TASK GOAL: Copy every line of the data exactly, leaving nothing out.

DATA ROWS:
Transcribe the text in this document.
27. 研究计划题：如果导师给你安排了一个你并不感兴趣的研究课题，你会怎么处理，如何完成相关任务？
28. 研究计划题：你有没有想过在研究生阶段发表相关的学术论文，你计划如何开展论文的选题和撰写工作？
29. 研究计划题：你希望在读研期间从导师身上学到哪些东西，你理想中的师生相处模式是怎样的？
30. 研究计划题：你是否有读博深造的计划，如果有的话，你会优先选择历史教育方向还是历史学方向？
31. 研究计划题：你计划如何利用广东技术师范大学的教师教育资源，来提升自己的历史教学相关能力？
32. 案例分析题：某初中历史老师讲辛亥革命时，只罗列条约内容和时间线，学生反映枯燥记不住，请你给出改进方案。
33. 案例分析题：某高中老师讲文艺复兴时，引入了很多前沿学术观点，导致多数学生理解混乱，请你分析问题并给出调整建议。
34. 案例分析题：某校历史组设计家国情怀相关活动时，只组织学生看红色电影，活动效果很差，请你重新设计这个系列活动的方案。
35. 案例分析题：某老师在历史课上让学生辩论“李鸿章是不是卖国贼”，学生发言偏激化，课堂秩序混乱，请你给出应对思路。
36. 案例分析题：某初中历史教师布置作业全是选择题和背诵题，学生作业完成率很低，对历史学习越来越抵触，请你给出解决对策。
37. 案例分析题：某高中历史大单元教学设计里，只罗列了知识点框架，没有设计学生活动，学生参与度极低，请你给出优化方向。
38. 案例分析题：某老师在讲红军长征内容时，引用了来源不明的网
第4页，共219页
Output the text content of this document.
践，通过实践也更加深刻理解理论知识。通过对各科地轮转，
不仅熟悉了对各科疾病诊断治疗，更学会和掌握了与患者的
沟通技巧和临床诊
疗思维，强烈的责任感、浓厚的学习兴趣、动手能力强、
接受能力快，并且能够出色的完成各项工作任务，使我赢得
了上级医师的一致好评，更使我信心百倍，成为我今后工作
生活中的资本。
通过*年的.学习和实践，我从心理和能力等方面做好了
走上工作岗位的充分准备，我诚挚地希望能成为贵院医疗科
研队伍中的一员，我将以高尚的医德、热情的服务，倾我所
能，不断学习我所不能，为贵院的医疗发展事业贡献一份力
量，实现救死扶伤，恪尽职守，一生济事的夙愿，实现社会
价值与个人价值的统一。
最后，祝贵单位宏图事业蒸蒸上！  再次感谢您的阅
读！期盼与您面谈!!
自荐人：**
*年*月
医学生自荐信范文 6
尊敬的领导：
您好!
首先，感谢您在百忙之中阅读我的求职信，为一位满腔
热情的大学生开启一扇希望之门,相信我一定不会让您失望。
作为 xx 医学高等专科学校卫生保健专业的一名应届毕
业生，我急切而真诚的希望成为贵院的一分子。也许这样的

CORRECT ANSWER:
Transcribe the text in this document.
27. 研究计划题：如果导师给你安排了一个你并不感兴趣的研究课题，你会怎么处理，如何完成相关任务？
28. 研究计划题：你有没有想过在研究生阶段发表相关的学术论文，你计划如何开展论文的选题和撰写工作？
29. 研究计划题：你希望在读研期间从导师身上学到哪些东西，你理想中的师生相处模式是怎样的？
30. 研究计划题：你是否有读博深造的计划，如果有的话，你会优先选择历史教育方向还是历史学方向？
31. 研究计划题：你计划如何利用广东技术师范大学的教师教育资源，来提升自己的历史教学相关能力？
32. 案例分析题：某初中历史老师讲辛亥革命时，只罗列条约内容和时间线，学生反映枯燥记不住，请你给出改进方案。
33. 案例分析题：某高中老师讲文艺复兴时，引入了很多前沿学术观点，导致多数学生理解混乱，请你分析问题并给出调整建议。
34. 案例分析题：某校历史组设计家国情怀相关活动时，只组织学生看红色电影，活动效果很差，请你重新设计这个系列活动的方案。
35. 案例分析题：某老师在历史课上让学生辩论“李鸿章是不是卖国贼”，学生发言偏激化，课堂秩序混乱，请你给出应对思路。
36. 案例分析题：某初中历史教师布置作业全是选择题和背诵题，学生作业完成率很低，对历史学习越来越抵触，请你给出解决对策。
37. 案例分析题：某高中历史大单元教学设计里，只罗列了知识点框架，没有设计学生活动，学生参与度极低，请你给出优化方向。
38. 案例分析题：某老师在讲红军长征内容时，引用了来源不明的网
第4页，共219页
Output the text content of this document.
践，通过实践也更加深刻理解理论知识。通过对各科地轮转，
不仅熟悉了对各科疾病诊断治疗，更学会和掌握了与患者的
沟通技巧和临床诊
疗思维，强烈的责任感、浓厚的学习兴趣、动手能力强、
接受能力快，并且能够出色的完成各项工作任务，使我赢得
了上级医师的一致好评，更使我信心百倍，成为我今后工作
生活中的资本。
通过*年的.学习和实践，我从心理和能力等方面做好了
走上工作岗位的充分准备，我诚挚地希望能成为贵院医疗科
研队伍中的一员，我将以高尚的医德、热情的服务，倾我所
能，不断学习我所不能，为贵院的医疗发展事业贡献一份力
量，实现救死扶伤，恪尽职守，一生济事的夙愿，实现社会
价值与个人价值的统一。
最后，祝贵单位宏图事业蒸蒸上！  再次感谢您的阅
读！期盼与您面谈!!
自荐人：**
*年*月
医学生自荐信范文 6
尊敬的领导：
您好!
首先，感谢您在百忙之中阅读我的求职信，为一位满腔
热情的大学生开启一扇希望之门,相信我一定不会让您失望。
作为 xx 医学高等专科学校卫生保健专业的一名应届毕
业生，我急切而真诚的希望成为贵院的一分子。也许这样的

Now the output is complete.